USING THE INFORMATION>
a. From the Marisa's Laughter Page text, give again the passage between "Every now and" and "like never before.", inclusive.
b. Answer these questions using the Marisa's Laughter Page text:
(i) What kind of department does the writer work in?
(ii) Who recorded "Stop In the Name of Love"?
(iii) When the writer and the husband started dating, which of them smoked?

Marisa's Laughter Page
Sept. 26, 2001
Is it REALLY in his kiss?
I love old music. I am a nostalgic kind of gal. I work in a busy imaging department in a hospital and we keep the radio on an oldies station all the time. We moved into a new facility a little over a year ago. In the old building, we listened to oldies because that seemed to fit the 1960's decor. We thought once we got to the new, modern building that we'd listen to new, modern music. As luck would have it, we could only pick up one radio station really well - you guessed it, OLDIES!
That was all right with me. My patients love oldies. As the baby boomers grow older, they end up visiting my department in increasing numbers. This is the music they grew up with! I get at least one compliment a day on our fine radio station, and very few complaints. I think our patients also enjoy seeing us technologists move to the groove and sing as we work. (I recall seeing movies where slaves and prisoners sang as they worked too. Hmmm. . .)
Every now and then I hear a song I've heard all my life, but for some reason or another, it's like hearing it for the very first time. For example, one day as I changed the sheets on the scan table, I heard ''Stop In the Name of Love'' by the Supremes. Now, my mom was a BIG Supremes fan when I was a kid and I knew most of their songs by heart even before I had to listen to oldies for eight hours a day. I don't remember NOT knowing the words to that song. That day, though, the bass line hit me like never before.
I suppose this comes from being married to a bassist too long.
Well, a few days ago I had a similar moment with ''The Shoop Shoop Song (It's in His Kiss)" by Betty Everett. (I could've sworn that was Martha and the Vandellas, but what do I know? That's why I have Billboard reference books.) Anyway, I was sitting in front of the computer, processing a heart scan, humming as I went, and that song came on. I was listening along to lyrics like ''Is it the way he acts? Oh, no, that's not the way. . .''
And suddenly it dawned on me. It's no wonder so many of us have marital problems when we have grown up believing that the measuring stick for the depth of a man's love is in his kiss.
Now, don't get me wrong, I LIKE this song. It's peppy, it's cute, it's a lot of fun to sing. It was well produced in its day. But the lyrics are a real BULL-loney sandwich!
If it were really in his kiss, I might've missed out on my husband altogether. First of all, I got tired of kissing before he ever came along. I can blame that on a guy I dated before my husband. That guy LOVED to kiss. My lips grew tired, and gradually, the rest of me did too. Fortunately for my husband, my lips recovered eventually. However, kissing wasn't all it was cracked up to be with him either. When we started dating, he smoked and I didn't. That made kissing a little less than I expected as well.
I'm glad didn't give up on the guy just because I didn't like kissing that much. Hugging has always ranked high on my list, and he gives great hugs!

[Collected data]
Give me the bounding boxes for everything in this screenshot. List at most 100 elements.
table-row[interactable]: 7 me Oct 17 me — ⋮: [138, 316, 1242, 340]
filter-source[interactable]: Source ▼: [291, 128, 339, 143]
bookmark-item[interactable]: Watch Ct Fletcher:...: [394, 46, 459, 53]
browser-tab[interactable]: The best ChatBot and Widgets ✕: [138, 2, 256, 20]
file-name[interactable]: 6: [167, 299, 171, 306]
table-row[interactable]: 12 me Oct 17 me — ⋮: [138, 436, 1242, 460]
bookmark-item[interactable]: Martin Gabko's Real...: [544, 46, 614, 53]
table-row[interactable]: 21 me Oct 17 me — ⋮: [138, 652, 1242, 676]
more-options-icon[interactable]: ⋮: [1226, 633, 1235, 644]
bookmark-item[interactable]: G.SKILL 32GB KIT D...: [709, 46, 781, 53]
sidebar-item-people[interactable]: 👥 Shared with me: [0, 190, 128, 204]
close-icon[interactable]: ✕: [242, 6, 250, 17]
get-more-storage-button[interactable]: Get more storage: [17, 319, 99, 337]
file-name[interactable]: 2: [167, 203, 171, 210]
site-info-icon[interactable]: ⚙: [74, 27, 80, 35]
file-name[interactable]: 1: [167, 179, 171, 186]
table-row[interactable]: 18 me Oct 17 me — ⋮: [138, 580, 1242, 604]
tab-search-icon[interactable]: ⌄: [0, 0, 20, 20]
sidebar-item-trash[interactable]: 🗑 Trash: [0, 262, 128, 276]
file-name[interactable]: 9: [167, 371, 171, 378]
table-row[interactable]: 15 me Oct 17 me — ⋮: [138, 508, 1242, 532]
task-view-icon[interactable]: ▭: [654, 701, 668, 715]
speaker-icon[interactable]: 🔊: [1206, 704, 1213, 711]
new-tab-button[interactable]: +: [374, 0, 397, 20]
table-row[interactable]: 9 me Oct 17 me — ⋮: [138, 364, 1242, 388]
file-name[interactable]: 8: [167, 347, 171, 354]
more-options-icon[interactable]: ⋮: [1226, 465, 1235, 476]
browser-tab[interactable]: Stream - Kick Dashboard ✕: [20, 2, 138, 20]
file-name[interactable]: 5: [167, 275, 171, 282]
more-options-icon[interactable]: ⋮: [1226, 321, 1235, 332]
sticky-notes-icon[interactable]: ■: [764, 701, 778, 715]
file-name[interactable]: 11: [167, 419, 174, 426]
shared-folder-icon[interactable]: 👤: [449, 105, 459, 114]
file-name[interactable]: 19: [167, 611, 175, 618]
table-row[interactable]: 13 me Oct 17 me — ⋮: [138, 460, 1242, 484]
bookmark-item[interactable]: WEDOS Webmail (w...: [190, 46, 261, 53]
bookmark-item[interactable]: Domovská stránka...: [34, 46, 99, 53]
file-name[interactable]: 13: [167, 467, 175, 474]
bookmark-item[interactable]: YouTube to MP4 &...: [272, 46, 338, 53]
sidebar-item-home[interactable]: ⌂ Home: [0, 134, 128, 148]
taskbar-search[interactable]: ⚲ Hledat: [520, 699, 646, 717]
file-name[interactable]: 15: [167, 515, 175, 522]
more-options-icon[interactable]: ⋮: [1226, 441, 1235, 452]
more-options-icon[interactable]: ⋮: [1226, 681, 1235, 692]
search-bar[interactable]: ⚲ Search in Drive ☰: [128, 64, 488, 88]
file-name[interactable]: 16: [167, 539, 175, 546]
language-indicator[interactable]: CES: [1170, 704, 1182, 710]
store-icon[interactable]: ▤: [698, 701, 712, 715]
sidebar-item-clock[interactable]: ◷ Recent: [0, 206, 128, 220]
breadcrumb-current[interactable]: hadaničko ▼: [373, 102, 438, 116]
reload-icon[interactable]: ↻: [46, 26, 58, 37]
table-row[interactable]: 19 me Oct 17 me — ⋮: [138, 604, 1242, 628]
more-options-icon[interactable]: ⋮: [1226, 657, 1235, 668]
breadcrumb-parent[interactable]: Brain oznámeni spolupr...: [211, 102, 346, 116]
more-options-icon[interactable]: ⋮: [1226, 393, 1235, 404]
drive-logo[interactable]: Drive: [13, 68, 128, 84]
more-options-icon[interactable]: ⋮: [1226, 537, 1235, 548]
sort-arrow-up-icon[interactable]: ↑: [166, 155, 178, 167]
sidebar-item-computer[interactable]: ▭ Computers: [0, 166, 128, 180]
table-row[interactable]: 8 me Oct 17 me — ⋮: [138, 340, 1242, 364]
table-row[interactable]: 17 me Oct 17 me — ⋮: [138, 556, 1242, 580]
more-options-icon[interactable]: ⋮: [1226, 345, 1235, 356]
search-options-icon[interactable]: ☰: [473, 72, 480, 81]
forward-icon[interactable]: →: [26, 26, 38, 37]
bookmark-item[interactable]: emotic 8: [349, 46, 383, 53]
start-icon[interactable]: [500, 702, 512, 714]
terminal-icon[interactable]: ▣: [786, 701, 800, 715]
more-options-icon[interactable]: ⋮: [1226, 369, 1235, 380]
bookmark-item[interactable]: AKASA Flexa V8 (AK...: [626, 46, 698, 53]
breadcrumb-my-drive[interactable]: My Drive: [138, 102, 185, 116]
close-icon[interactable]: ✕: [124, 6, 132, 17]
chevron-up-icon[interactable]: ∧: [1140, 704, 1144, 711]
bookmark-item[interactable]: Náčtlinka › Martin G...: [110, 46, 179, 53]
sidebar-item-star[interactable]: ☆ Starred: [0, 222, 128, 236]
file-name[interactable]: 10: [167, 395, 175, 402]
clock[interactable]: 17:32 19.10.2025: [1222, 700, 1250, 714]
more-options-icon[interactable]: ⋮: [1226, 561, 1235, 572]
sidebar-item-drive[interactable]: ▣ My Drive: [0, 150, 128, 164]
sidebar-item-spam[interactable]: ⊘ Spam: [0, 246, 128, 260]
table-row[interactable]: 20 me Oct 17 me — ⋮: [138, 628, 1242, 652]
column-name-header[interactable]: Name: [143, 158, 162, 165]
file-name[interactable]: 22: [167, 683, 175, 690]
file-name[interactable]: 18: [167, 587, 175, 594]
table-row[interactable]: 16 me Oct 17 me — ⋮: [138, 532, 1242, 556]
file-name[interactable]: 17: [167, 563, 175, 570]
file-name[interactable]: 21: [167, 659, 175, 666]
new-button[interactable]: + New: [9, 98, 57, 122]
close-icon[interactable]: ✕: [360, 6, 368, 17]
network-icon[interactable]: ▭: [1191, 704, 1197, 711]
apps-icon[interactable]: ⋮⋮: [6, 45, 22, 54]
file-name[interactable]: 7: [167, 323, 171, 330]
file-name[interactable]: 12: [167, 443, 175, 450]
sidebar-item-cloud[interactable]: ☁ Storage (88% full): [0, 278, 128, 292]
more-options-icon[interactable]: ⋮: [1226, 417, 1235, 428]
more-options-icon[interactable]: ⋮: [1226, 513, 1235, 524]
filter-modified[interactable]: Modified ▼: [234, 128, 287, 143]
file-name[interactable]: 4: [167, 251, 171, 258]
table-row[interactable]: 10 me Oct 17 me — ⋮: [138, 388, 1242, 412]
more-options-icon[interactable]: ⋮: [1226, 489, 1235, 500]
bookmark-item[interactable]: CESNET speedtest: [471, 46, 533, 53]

TASK RESULTS>
a.
Every now and then I hear a song I've heard all my life, but for some reason or another, it's like hearing it for the very first time. For example, one day as I changed the sheets on the scan table, I heard ''Stop In the Name of Love'' by the Supremes. Now, my mom was a BIG Supremes fan when I was a kid and I knew most of their songs by heart even before I had to listen to oldies for eight hours a day. I don't remember NOT knowing the words to that song. That day, though, the bass line hit me like never before.

b.
(i) A busy imaging department in a hospital.
(ii) The Supremes.
(iii) The husband.